> [Yönerge]: Lütfen mutfak yazısını düzenleyin: "En bilineni büyüklerimizin" ile başlayıp "yemeğe davet edin." ile biten kısmı, "sofrada" yerine "masada" koyarak yeniden yazın.

> [Metin Parçası]:
== == ==

Mutfak insanın gerçek aynasıdır

Nihal Şahsenem Akköse

Dostoyevski’nin bir lafı vardır ‘İnsanların birbirini tanıması için en iyi zaman ayrılmalarına en yakın zamandır’ diye. Dostoyevski’nin de dediği gibi ayrılık belirtileri çalmaya başlayınca insanların negatif hareketleri öyle bir patlıyor ki planlar yaparken buluyorlar kendilerini. Aman aman Allah yaşatmasın diyelim. Bunun için onunla 10 dakika konuşmak yeterli midir? Yetersizdir diyenlere soruyorum Onu gerçekten iyi tanıyorum cümlesini kurabilmeniz için sizce ne kadar süre iletişim içinde olmalısınız? Altı ay, 1 yıl, yedi yıl, on yıl, daha az ya da daha fazla. Biraz araştırma sonucunda gördüm ki İsviçre’de bir söz varmış. ‘Bir insanı tanımak için onunla birlikte 70 kilo tuz yemek lazımmış’ diye.70 kilo tuz yemeğe yıllar yıllar harcanacağı gibi bir insanı tanımaya da yıllar mı harcanmalı…

En bilineni büyüklerimizin yıllardır dediği tatildir de bununla da bitmiyor. Bunun yanı sıra aynı evi paylaşan arkadaşlarda olabilir. Ne yiğit erkekler ne yiğit kadınlar gördüm tanıdım aynı evi, köyü paylaşmadan nede sıkı dostlardı. Bir insanı gerçekten tanımak için ona mutfakta ve sofrada bakın. Çünkü mutfak insanın gerçek aynasıdır. Nasıl yediğini, nelerden hoşlandığını gördüğünüzde o kişinin aslında kim olduğunu da anlayacaksınız. Herkesin bir mutfak hikayesi vardır bence. Yemek yapmasını bilmem diyen bununla övünen insanları anlamam mesela ben. Çünkü bilirim ki her insanın içinde gizli bir aşçı bulunur. Yeni bir sevgiliniz var ama huyunu suyunu çözemediniz mi? İşe yeni bir eleman almak istiyorsunuz ama karar veremiyor musunuz? Hiç vakit kaybetmeyin hemen yemeğe davet edin.

== == ==

Bir koleksiyondan alınmış kayıtlar:
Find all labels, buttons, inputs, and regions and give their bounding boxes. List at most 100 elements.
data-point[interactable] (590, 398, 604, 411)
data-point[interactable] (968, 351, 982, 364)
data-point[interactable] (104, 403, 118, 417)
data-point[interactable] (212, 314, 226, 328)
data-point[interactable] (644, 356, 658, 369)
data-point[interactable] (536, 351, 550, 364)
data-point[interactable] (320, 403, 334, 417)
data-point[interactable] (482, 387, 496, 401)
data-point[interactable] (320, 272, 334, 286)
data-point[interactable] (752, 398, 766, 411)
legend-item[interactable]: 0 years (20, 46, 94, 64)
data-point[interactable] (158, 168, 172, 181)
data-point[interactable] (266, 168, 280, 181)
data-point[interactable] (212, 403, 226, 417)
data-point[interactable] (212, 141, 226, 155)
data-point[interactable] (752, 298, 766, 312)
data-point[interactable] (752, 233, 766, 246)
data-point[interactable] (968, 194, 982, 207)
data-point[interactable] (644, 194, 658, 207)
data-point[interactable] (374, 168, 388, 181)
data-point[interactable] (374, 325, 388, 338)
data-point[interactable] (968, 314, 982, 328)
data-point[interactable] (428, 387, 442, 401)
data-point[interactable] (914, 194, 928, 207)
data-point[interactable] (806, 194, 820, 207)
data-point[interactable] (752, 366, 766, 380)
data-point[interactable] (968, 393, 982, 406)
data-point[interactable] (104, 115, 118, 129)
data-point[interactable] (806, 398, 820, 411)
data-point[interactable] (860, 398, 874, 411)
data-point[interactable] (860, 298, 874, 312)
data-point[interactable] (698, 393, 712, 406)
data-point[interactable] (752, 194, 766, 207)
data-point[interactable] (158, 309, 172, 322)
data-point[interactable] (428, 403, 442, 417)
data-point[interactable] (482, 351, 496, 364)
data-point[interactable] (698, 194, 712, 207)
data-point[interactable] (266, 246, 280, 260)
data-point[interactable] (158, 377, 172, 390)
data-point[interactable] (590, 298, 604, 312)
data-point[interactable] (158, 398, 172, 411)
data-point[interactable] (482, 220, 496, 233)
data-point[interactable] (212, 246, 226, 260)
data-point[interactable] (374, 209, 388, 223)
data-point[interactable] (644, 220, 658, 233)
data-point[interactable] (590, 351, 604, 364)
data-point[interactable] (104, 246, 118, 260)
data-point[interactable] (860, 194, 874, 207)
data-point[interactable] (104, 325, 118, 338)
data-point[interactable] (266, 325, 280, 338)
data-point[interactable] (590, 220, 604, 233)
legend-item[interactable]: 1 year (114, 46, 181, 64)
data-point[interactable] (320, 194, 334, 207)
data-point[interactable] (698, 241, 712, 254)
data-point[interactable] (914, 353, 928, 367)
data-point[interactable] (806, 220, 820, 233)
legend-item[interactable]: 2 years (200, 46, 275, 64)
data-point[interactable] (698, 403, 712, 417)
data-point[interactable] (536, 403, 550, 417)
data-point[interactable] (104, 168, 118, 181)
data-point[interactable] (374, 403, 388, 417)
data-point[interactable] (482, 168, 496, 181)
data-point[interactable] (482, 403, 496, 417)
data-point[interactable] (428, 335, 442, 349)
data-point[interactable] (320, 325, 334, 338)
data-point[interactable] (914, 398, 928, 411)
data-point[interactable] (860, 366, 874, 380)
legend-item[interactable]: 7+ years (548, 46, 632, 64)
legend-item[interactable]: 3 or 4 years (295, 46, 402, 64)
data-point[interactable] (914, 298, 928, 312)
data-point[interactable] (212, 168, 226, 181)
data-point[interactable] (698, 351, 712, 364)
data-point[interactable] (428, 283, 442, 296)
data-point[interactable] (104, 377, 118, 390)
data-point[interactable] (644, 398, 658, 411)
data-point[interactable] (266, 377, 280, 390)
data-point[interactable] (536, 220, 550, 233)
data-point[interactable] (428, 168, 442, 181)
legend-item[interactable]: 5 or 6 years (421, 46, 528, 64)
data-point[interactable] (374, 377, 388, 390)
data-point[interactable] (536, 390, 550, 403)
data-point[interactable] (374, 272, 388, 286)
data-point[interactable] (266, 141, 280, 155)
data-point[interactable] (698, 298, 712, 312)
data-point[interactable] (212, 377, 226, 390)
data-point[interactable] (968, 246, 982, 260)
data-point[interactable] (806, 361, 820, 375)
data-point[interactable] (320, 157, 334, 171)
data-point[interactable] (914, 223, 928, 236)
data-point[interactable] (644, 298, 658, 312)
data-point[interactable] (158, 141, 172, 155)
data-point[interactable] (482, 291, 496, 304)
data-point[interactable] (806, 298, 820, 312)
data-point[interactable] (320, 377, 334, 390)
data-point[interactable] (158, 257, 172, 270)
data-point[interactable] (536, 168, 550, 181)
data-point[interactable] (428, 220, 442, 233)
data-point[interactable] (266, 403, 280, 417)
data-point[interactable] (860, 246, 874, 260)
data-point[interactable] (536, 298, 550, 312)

== == ==

> [Alıştırma Çıktısı]:
En bilineni büyüklerimizin yıllardır dediği tatildir de bununla da bitmiyor. Bunun yanı sıra aynı evi paylaşan arkadaşlarda olabilir. Ne yiğit erkekler ne yiğit kadınlar gördüm tanıdım aynı evi, köyü paylaşmadan nede sıkı dostlardı. Bir insanı gerçekten tanımak için ona mutfakta ve masada bakın. Çünkü mutfak insanın gerçek aynasıdır. Nasıl yediğini, nelerden hoşlandığını gördüğünüzde o kişinin aslında kim olduğunu da anlayacaksınız. Herkesin bir mutfak hikayesi vardır bence. Yemek yapmasını bilmem diyen bununla övünen insanları anlamam mesela ben. Çünkü bilirim ki her insanın içinde gizli bir aşçı bulunur. Yeni bir sevgiliniz var ama huyunu suyunu çözemediniz mi? İşe yeni bir eleman almak istiyorsunuz ama karar veremiyor musunuz? Hiç vakit kaybetmeyin hemen yemeğe davet edin.